TASK DESCRIPTION
From the material below, list every line containing "Papier".

>> BEGIN TASK DATA

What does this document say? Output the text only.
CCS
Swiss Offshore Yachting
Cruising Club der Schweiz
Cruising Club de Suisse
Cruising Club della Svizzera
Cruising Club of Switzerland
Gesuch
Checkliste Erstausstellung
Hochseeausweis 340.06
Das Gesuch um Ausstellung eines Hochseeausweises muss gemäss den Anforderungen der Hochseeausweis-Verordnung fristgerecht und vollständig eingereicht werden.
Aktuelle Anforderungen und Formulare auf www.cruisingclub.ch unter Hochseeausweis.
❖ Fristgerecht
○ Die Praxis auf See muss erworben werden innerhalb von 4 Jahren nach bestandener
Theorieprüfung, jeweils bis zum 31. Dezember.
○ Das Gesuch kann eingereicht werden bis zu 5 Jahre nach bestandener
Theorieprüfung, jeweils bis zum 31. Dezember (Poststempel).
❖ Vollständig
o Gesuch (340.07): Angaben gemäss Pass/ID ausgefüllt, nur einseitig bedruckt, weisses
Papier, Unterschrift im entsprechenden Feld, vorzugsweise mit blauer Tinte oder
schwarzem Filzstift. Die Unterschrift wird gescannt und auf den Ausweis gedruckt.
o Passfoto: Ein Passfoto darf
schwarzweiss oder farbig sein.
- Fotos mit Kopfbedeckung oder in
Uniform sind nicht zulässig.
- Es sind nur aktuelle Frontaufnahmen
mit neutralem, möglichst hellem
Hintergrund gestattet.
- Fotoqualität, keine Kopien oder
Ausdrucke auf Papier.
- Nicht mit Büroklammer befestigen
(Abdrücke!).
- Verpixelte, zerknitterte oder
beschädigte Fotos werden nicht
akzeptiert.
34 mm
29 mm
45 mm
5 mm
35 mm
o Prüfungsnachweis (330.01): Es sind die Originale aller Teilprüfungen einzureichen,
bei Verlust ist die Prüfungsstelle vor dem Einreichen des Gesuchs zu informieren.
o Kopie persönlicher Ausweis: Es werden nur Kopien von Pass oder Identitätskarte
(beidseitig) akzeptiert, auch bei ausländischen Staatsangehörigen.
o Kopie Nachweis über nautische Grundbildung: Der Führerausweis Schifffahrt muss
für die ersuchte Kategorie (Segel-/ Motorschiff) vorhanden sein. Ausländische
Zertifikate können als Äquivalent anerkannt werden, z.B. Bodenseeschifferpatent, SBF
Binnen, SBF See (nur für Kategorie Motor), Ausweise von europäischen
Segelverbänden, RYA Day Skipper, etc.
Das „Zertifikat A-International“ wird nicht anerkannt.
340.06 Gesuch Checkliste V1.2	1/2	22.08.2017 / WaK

>> END TASK DATA

OUTPUT FOR THIS EXERCISE
Papier, Unterschrift im entsprechenden Feld, vorzugsweise mit blauer Tinte oder
Ausdrucke auf Papier.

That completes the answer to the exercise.